• Exercise instructions: Transcribe the records below exactly, leaving out any pictures.

• Excerpted records:

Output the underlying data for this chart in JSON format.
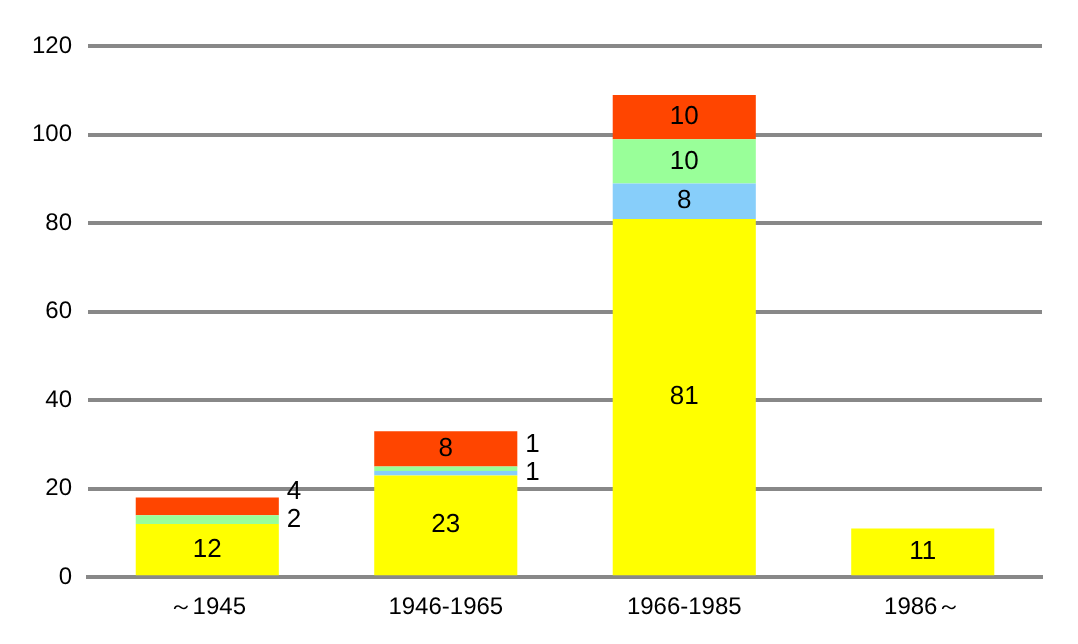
{
  "chart_data": {
    "type": "bar",
    "stacked": true,
    "categories": [
      "～1945",
      "1946-1965",
      "1966-1985",
      "1986～"
    ],
    "series": [
      {
        "color": "#ffff00",
        "values": [
          12,
          23,
          81,
          11
        ]
      },
      {
        "color": "#87cefa",
        "values": [
          null,
          1,
          8,
          null
        ]
      },
      {
        "color": "#99ff99",
        "values": [
          2,
          1,
          10,
          null
        ]
      },
      {
        "color": "#ff4500",
        "values": [
          4,
          8,
          10,
          null
        ]
      }
    ],
    "ylim": [
      0,
      120
    ],
    "yticks": [
      0,
      20,
      40,
      60,
      80,
      100,
      120
    ],
    "grid": "y",
    "legend": false,
    "data_labels": true
  }
}
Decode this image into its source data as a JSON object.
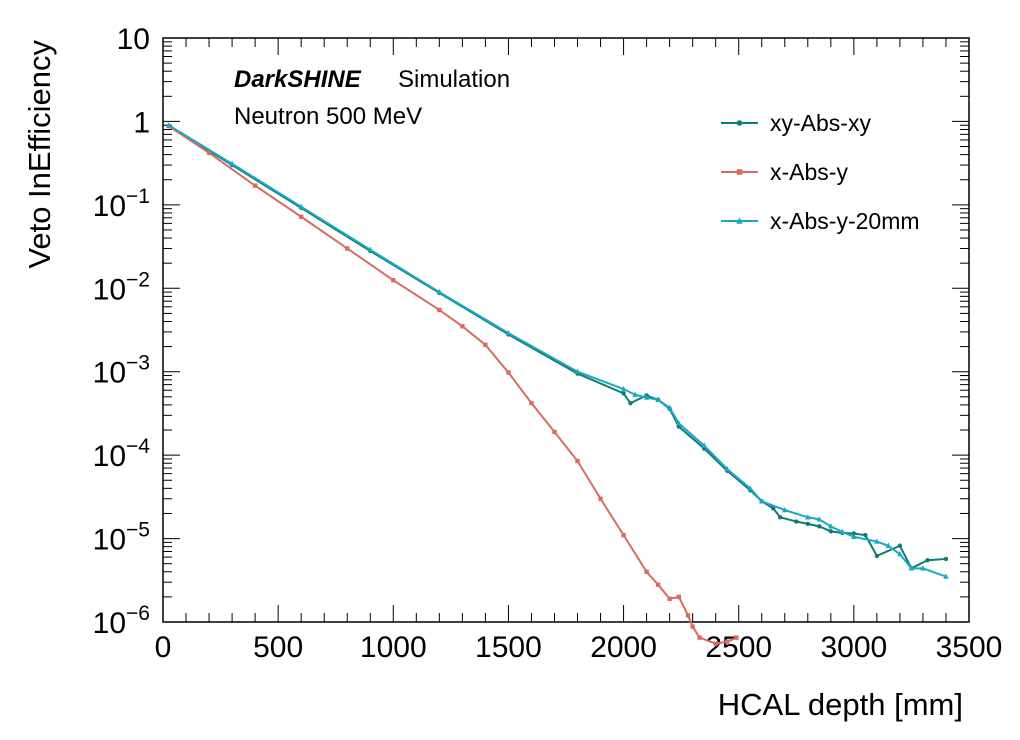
{
  "chart_data": {
    "type": "line",
    "xlabel": "HCAL depth [mm]",
    "ylabel": "Veto InEfficiency",
    "xlim": [
      0,
      3500
    ],
    "ylim": [
      1e-06,
      10
    ],
    "yscale": "log",
    "grid": false,
    "legend_position": "top-right",
    "x_ticks": [
      "0",
      "500",
      "1000",
      "1500",
      "2000",
      "2500",
      "3000",
      "3500"
    ],
    "y_ticks": [
      {
        "base": "10",
        "exp": "",
        "value": 10
      },
      {
        "base": "1",
        "exp": "",
        "value": 1
      },
      {
        "base": "10",
        "exp": "−1",
        "value": 0.1
      },
      {
        "base": "10",
        "exp": "−2",
        "value": 0.01
      },
      {
        "base": "10",
        "exp": "−3",
        "value": 0.001
      },
      {
        "base": "10",
        "exp": "−4",
        "value": 0.0001
      },
      {
        "base": "10",
        "exp": "−5",
        "value": 1e-05
      },
      {
        "base": "10",
        "exp": "−6",
        "value": 1e-06
      }
    ],
    "annotations": {
      "brand": "DarkSHINE",
      "brand_suffix": "Simulation",
      "subtitle": "Neutron 500 MeV"
    },
    "series": [
      {
        "name": "xy-Abs-xy",
        "color": "#0f7b78",
        "marker": "circle",
        "x": [
          25,
          300,
          600,
          900,
          1200,
          1500,
          1800,
          2000,
          2030,
          2100,
          2150,
          2200,
          2240,
          2350,
          2450,
          2550,
          2600,
          2650,
          2680,
          2750,
          2800,
          2850,
          2900,
          2950,
          3000,
          3050,
          3100,
          3200,
          3250,
          3320,
          3400
        ],
        "y": [
          0.88,
          0.3,
          0.092,
          0.028,
          0.0088,
          0.0028,
          0.00095,
          0.00055,
          0.00042,
          0.00052,
          0.00046,
          0.00036,
          0.00022,
          0.00012,
          6.5e-05,
          3.8e-05,
          2.8e-05,
          2.3e-05,
          1.8e-05,
          1.6e-05,
          1.5e-05,
          1.4e-05,
          1.22e-05,
          1.17e-05,
          1.15e-05,
          1.1e-05,
          6.2e-06,
          8.2e-06,
          4.4e-06,
          5.5e-06,
          5.7e-06
        ]
      },
      {
        "name": "x-Abs-y",
        "color": "#d96b63",
        "marker": "square",
        "x": [
          25,
          200,
          400,
          600,
          800,
          1000,
          1200,
          1300,
          1400,
          1500,
          1600,
          1700,
          1800,
          1900,
          2000,
          2100,
          2150,
          2200,
          2240,
          2280,
          2300,
          2330,
          2400,
          2450,
          2490
        ],
        "y": [
          0.88,
          0.42,
          0.17,
          0.072,
          0.03,
          0.0125,
          0.0055,
          0.0035,
          0.0021,
          0.00098,
          0.00042,
          0.00019,
          8.5e-05,
          3e-05,
          1.1e-05,
          4e-06,
          2.8e-06,
          1.9e-06,
          2e-06,
          1.2e-06,
          8.8e-07,
          6.5e-07,
          5.5e-07,
          5.8e-07,
          6.5e-07
        ]
      },
      {
        "name": "x-Abs-y-20mm",
        "color": "#1aa8c4",
        "marker": "triangle",
        "x": [
          25,
          300,
          600,
          900,
          1200,
          1500,
          1800,
          2000,
          2050,
          2100,
          2150,
          2200,
          2240,
          2350,
          2450,
          2550,
          2600,
          2700,
          2800,
          2850,
          2900,
          2950,
          3000,
          3100,
          3150,
          3200,
          3250,
          3300,
          3400
        ],
        "y": [
          0.9,
          0.31,
          0.095,
          0.029,
          0.009,
          0.0029,
          0.001,
          0.00062,
          0.00053,
          0.00049,
          0.00046,
          0.00037,
          0.00024,
          0.00013,
          6.8e-05,
          4e-05,
          2.8e-05,
          2.2e-05,
          1.8e-05,
          1.7e-05,
          1.4e-05,
          1.2e-05,
          1.05e-05,
          9.2e-06,
          8.2e-06,
          6.5e-06,
          4.4e-06,
          4.4e-06,
          3.5e-06
        ]
      }
    ]
  }
}
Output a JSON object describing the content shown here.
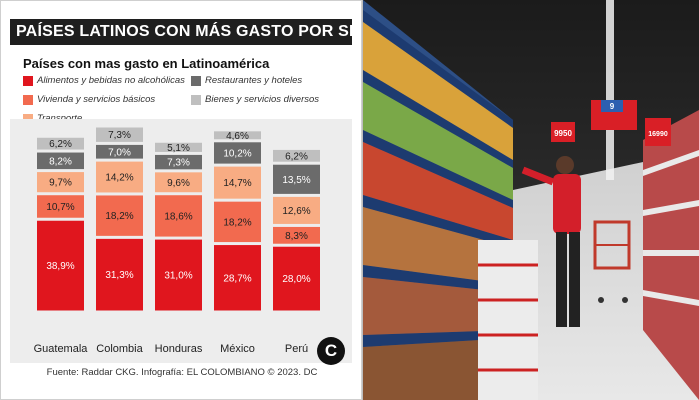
{
  "infographic": {
    "title": "PAÍSES LATINOS CON MÁS GASTO POR SECTOR",
    "subtitle": "Países con mas gasto en Latinoamérica",
    "source": "Fuente: Raddar CKG. Infografía: EL COLOMBIANO © 2023. DC",
    "logo_letter": "C"
  },
  "colors": {
    "alimentos": "#e0161e",
    "vivienda": "#f26a4f",
    "transporte": "#f8ac83",
    "restaurantes": "#6b6b6b",
    "bienes": "#bfbfbf"
  },
  "chart_data": {
    "type": "bar",
    "stacked": true,
    "title": "Países con mas gasto en Latinoamérica",
    "categories": [
      "Guatemala",
      "Colombia",
      "Honduras",
      "México",
      "Perú"
    ],
    "series": [
      {
        "name": "Alimentos y bebidas no alcohólicas",
        "color": "#e0161e",
        "values": [
          38.9,
          31.3,
          31.0,
          28.7,
          28.0
        ],
        "labels": [
          "38,9%",
          "31,3%",
          "31,0%",
          "28,7%",
          "28,0%"
        ]
      },
      {
        "name": "Vivienda y servicios básicos",
        "color": "#f26a4f",
        "values": [
          10.7,
          18.2,
          18.6,
          18.2,
          8.3
        ],
        "labels": [
          "10,7%",
          "18,2%",
          "18,6%",
          "18,2%",
          "8,3%"
        ]
      },
      {
        "name": "Transporte",
        "color": "#f8ac83",
        "values": [
          9.7,
          14.2,
          9.6,
          14.7,
          12.6
        ],
        "labels": [
          "9,7%",
          "14,2%",
          "9,6%",
          "14,7%",
          "12,6%"
        ]
      },
      {
        "name": "Restaurantes y hoteles",
        "color": "#6b6b6b",
        "values": [
          8.2,
          7.0,
          7.3,
          10.2,
          13.5
        ],
        "labels": [
          "8,2%",
          "7,0%",
          "7,3%",
          "10,2%",
          "13,5%"
        ]
      },
      {
        "name": "Bienes y servicios diversos",
        "color": "#bfbfbf",
        "values": [
          6.2,
          7.3,
          5.1,
          4.6,
          6.2
        ],
        "labels": [
          "6,2%",
          "7,3%",
          "5,1%",
          "4,6%",
          "6,2%"
        ]
      }
    ],
    "legend": [
      {
        "name": "Alimentos y bebidas no alcohólicas",
        "color": "#e0161e"
      },
      {
        "name": "Restaurantes y hoteles",
        "color": "#6b6b6b"
      },
      {
        "name": "Vivienda y servicios básicos",
        "color": "#f26a4f"
      },
      {
        "name": "Bienes y servicios diversos",
        "color": "#bfbfbf"
      },
      {
        "name": "Transporte",
        "color": "#f8ac83"
      }
    ],
    "legend_position": "top",
    "grid": false
  },
  "photo": {
    "description_icon": "supermarket-aisle-photo",
    "signs": [
      "9950",
      "9",
      "16990"
    ]
  }
}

• Solution:
Output the underlying data for this chart in JSON format.
{
  "chart_data": {
    "type": "bar",
    "stacked": true,
    "categories": [
      "～1945",
      "1946-1965",
      "1966-1985",
      "1986～"
    ],
    "series": [
      {
        "color": "#ffff00",
        "values": [
          12,
          23,
          81,
          11
        ]
      },
      {
        "color": "#87cefa",
        "values": [
          null,
          1,
          8,
          null
        ]
      },
      {
        "color": "#99ff99",
        "values": [
          2,
          1,
          10,
          null
        ]
      },
      {
        "color": "#ff4500",
        "values": [
          4,
          8,
          10,
          null
        ]
      }
    ],
    "ylim": [
      0,
      120
    ],
    "yticks": [
      0,
      20,
      40,
      60,
      80,
      100,
      120
    ],
    "grid": "y",
    "legend": false,
    "data_labels": true
  }
}
Decode this image into its source data as a JSON object.
{
  "chart_data": {
    "type": "line",
    "xlabel": "HCAL depth [mm]",
    "ylabel": "Veto InEfficiency",
    "xlim": [
      0,
      3500
    ],
    "ylim": [
      1e-06,
      10
    ],
    "yscale": "log",
    "grid": false,
    "legend_position": "top-right",
    "x_ticks": [
      "0",
      "500",
      "1000",
      "1500",
      "2000",
      "2500",
      "3000",
      "3500"
    ],
    "y_ticks": [
      {
        "base": "10",
        "exp": "",
        "value": 10
      },
      {
        "base": "1",
        "exp": "",
        "value": 1
      },
      {
        "base": "10",
        "exp": "−1",
        "value": 0.1
      },
      {
        "base": "10",
        "exp": "−2",
        "value": 0.01
      },
      {
        "base": "10",
        "exp": "−3",
        "value": 0.001
      },
      {
        "base": "10",
        "exp": "−4",
        "value": 0.0001
      },
      {
        "base": "10",
        "exp": "−5",
        "value": 1e-05
      },
      {
        "base": "10",
        "exp": "−6",
        "value": 1e-06
      }
    ],
    "annotations": {
      "brand": "DarkSHINE",
      "brand_suffix": "Simulation",
      "subtitle": "Neutron 500 MeV"
    },
    "series": [
      {
        "name": "xy-Abs-xy",
        "color": "#0f7b78",
        "marker": "circle",
        "x": [
          25,
          300,
          600,
          900,
          1200,
          1500,
          1800,
          2000,
          2030,
          2100,
          2150,
          2200,
          2240,
          2350,
          2450,
          2550,
          2600,
          2650,
          2680,
          2750,
          2800,
          2850,
          2900,
          2950,
          3000,
          3050,
          3100,
          3200,
          3250,
          3320,
          3400
        ],
        "y": [
          0.88,
          0.3,
          0.092,
          0.028,
          0.0088,
          0.0028,
          0.00095,
          0.00055,
          0.00042,
          0.00052,
          0.00046,
          0.00036,
          0.00022,
          0.00012,
          6.5e-05,
          3.8e-05,
          2.8e-05,
          2.3e-05,
          1.8e-05,
          1.6e-05,
          1.5e-05,
          1.4e-05,
          1.22e-05,
          1.17e-05,
          1.15e-05,
          1.1e-05,
          6.2e-06,
          8.2e-06,
          4.4e-06,
          5.5e-06,
          5.7e-06
        ]
      },
      {
        "name": "x-Abs-y",
        "color": "#d96b63",
        "marker": "square",
        "x": [
          25,
          200,
          400,
          600,
          800,
          1000,
          1200,
          1300,
          1400,
          1500,
          1600,
          1700,
          1800,
          1900,
          2000,
          2100,
          2150,
          2200,
          2240,
          2280,
          2300,
          2330,
          2400,
          2450,
          2490
        ],
        "y": [
          0.88,
          0.42,
          0.17,
          0.072,
          0.03,
          0.0125,
          0.0055,
          0.0035,
          0.0021,
          0.00098,
          0.00042,
          0.00019,
          8.5e-05,
          3e-05,
          1.1e-05,
          4e-06,
          2.8e-06,
          1.9e-06,
          2e-06,
          1.2e-06,
          8.8e-07,
          6.5e-07,
          5.5e-07,
          5.8e-07,
          6.5e-07
        ]
      },
      {
        "name": "x-Abs-y-20mm",
        "color": "#1aa8c4",
        "marker": "triangle",
        "x": [
          25,
          300,
          600,
          900,
          1200,
          1500,
          1800,
          2000,
          2050,
          2100,
          2150,
          2200,
          2240,
          2350,
          2450,
          2550,
          2600,
          2700,
          2800,
          2850,
          2900,
          2950,
          3000,
          3100,
          3150,
          3200,
          3250,
          3300,
          3400
        ],
        "y": [
          0.9,
          0.31,
          0.095,
          0.029,
          0.009,
          0.0029,
          0.001,
          0.00062,
          0.00053,
          0.00049,
          0.00046,
          0.00037,
          0.00024,
          0.00013,
          6.8e-05,
          4e-05,
          2.8e-05,
          2.2e-05,
          1.8e-05,
          1.7e-05,
          1.4e-05,
          1.2e-05,
          1.05e-05,
          9.2e-06,
          8.2e-06,
          6.5e-06,
          4.4e-06,
          4.4e-06,
          3.5e-06
        ]
      }
    ]
  }
}
Output a JSON object describing the content shown here.
{
  "infographic": {
    "title": "PAÍSES LATINOS CON MÁS GASTO POR SECTOR",
    "subtitle": "Países con mas gasto en Latinoamérica",
    "source": "Fuente: Raddar CKG. Infografía: EL COLOMBIANO © 2023. DC",
    "logo_letter": "C"
  },
  "colors": {
    "alimentos": "#e0161e",
    "vivienda": "#f26a4f",
    "transporte": "#f8ac83",
    "restaurantes": "#6b6b6b",
    "bienes": "#bfbfbf"
  },
  "chart_data": {
    "type": "bar",
    "stacked": true,
    "title": "Países con mas gasto en Latinoamérica",
    "categories": [
      "Guatemala",
      "Colombia",
      "Honduras",
      "México",
      "Perú"
    ],
    "series": [
      {
        "name": "Alimentos y bebidas no alcohólicas",
        "color": "#e0161e",
        "values": [
          38.9,
          31.3,
          31.0,
          28.7,
          28.0
        ],
        "labels": [
          "38,9%",
          "31,3%",
          "31,0%",
          "28,7%",
          "28,0%"
        ]
      },
      {
        "name": "Vivienda y servicios básicos",
        "color": "#f26a4f",
        "values": [
          10.7,
          18.2,
          18.6,
          18.2,
          8.3
        ],
        "labels": [
          "10,7%",
          "18,2%",
          "18,6%",
          "18,2%",
          "8,3%"
        ]
      },
      {
        "name": "Transporte",
        "color": "#f8ac83",
        "values": [
          9.7,
          14.2,
          9.6,
          14.7,
          12.6
        ],
        "labels": [
          "9,7%",
          "14,2%",
          "9,6%",
          "14,7%",
          "12,6%"
        ]
      },
      {
        "name": "Restaurantes y hoteles",
        "color": "#6b6b6b",
        "values": [
          8.2,
          7.0,
          7.3,
          10.2,
          13.5
        ],
        "labels": [
          "8,2%",
          "7,0%",
          "7,3%",
          "10,2%",
          "13,5%"
        ]
      },
      {
        "name": "Bienes y servicios diversos",
        "color": "#bfbfbf",
        "values": [
          6.2,
          7.3,
          5.1,
          4.6,
          6.2
        ],
        "labels": [
          "6,2%",
          "7,3%",
          "5,1%",
          "4,6%",
          "6,2%"
        ]
      }
    ],
    "legend": [
      {
        "name": "Alimentos y bebidas no alcohólicas",
        "color": "#e0161e"
      },
      {
        "name": "Restaurantes y hoteles",
        "color": "#6b6b6b"
      },
      {
        "name": "Vivienda y servicios básicos",
        "color": "#f26a4f"
      },
      {
        "name": "Bienes y servicios diversos",
        "color": "#bfbfbf"
      },
      {
        "name": "Transporte",
        "color": "#f8ac83"
      }
    ],
    "legend_position": "top",
    "grid": false
  },
  "photo": {
    "description_icon": "supermarket-aisle-photo",
    "signs": [
      "9950",
      "9",
      "16990"
    ]
  }
}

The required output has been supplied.